TASK DESCRIPTION
Take every line where the string "xlabel" appears and copy it.

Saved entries
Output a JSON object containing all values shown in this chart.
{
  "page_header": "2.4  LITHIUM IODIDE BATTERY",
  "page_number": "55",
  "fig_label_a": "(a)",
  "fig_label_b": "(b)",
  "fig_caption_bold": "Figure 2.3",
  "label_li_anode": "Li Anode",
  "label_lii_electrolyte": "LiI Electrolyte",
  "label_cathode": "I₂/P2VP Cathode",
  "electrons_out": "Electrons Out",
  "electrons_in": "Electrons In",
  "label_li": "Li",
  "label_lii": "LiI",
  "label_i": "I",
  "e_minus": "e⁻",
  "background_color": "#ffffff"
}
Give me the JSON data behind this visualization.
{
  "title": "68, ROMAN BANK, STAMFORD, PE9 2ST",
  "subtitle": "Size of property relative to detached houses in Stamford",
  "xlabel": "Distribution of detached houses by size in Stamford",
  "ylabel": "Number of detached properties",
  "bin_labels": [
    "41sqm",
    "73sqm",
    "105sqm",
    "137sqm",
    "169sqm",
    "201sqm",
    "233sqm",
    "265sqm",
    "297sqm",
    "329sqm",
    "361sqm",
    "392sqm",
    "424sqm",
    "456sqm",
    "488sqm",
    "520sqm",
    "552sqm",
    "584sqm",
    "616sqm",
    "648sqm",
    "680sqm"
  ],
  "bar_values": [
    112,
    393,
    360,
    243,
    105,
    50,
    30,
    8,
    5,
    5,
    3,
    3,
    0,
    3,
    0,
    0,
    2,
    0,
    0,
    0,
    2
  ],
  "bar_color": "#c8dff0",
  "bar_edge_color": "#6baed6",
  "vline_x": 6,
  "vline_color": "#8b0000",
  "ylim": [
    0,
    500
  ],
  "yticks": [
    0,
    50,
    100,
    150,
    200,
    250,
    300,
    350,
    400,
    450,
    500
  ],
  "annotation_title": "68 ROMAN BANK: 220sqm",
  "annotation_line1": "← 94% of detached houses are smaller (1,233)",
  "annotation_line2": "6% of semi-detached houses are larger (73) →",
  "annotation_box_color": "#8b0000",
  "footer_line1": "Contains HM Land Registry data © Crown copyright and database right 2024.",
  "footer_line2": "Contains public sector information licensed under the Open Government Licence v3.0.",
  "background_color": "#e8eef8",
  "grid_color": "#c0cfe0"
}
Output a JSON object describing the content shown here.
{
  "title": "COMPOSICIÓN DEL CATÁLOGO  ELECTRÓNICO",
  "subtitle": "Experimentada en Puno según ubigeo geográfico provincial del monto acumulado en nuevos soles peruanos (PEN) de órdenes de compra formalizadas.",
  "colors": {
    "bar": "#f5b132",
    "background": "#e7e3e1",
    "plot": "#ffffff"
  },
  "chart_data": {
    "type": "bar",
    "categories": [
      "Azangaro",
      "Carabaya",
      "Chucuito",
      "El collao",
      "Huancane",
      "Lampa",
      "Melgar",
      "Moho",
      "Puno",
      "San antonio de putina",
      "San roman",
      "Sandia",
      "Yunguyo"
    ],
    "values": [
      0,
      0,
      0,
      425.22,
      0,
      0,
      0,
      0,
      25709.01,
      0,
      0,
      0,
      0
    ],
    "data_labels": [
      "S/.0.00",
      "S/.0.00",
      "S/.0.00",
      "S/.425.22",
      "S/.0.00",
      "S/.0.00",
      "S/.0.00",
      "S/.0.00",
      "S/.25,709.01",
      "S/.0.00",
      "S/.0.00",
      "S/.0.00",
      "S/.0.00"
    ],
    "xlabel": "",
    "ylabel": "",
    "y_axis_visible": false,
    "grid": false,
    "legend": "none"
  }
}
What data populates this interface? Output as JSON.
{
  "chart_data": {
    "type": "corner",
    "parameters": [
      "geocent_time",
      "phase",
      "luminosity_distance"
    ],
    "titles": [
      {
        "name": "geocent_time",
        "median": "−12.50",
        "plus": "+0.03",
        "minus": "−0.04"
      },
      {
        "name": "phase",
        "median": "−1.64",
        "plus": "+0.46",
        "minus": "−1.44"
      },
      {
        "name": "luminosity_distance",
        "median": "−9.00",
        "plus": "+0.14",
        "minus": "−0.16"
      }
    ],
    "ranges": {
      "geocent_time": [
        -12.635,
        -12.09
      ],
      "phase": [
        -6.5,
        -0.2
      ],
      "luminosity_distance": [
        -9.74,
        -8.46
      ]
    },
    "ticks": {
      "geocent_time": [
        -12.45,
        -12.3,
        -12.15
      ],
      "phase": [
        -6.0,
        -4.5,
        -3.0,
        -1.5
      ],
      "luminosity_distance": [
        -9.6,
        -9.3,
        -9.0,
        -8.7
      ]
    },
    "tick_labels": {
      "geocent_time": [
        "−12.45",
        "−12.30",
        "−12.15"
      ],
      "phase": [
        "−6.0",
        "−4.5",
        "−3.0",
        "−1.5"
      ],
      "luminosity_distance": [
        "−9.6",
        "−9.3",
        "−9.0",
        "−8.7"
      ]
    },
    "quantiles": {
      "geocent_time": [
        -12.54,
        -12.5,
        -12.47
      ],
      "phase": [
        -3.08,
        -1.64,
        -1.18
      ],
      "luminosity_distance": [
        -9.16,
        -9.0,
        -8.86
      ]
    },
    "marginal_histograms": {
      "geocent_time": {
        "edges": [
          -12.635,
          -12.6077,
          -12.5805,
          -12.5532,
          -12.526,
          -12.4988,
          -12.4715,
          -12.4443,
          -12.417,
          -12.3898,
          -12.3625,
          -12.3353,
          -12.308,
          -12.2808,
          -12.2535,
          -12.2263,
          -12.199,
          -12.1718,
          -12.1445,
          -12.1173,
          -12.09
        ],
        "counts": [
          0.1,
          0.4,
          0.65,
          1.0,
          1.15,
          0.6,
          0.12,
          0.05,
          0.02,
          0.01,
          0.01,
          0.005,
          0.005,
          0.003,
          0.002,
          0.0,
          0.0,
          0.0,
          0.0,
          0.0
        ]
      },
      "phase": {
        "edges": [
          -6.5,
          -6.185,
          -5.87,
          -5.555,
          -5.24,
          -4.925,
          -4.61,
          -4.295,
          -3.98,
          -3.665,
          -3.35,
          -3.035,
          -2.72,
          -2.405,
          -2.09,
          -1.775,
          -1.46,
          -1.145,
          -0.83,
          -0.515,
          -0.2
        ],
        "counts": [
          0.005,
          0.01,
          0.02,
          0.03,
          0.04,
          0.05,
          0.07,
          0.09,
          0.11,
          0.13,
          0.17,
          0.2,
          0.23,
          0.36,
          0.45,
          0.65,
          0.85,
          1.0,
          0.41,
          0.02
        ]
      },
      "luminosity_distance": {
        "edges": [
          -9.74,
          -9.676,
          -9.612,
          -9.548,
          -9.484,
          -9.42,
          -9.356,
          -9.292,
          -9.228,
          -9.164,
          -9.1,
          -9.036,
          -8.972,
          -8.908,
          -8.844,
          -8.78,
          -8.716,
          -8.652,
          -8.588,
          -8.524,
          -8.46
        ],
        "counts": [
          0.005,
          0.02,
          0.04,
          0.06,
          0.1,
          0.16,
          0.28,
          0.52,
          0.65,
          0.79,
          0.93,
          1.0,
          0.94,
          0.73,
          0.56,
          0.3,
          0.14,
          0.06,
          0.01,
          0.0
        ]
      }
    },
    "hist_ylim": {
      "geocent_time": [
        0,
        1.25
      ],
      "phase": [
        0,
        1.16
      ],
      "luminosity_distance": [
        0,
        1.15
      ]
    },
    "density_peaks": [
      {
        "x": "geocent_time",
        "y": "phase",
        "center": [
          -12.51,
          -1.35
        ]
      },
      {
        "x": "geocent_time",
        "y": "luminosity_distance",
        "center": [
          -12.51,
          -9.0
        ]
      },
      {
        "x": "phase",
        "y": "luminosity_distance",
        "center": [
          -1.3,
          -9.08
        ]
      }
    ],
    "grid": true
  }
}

SOLUTION TO THIS PROBLEM
  "xlabel": "Distribution of detached houses by size in Stamford",
    "xlabel": "",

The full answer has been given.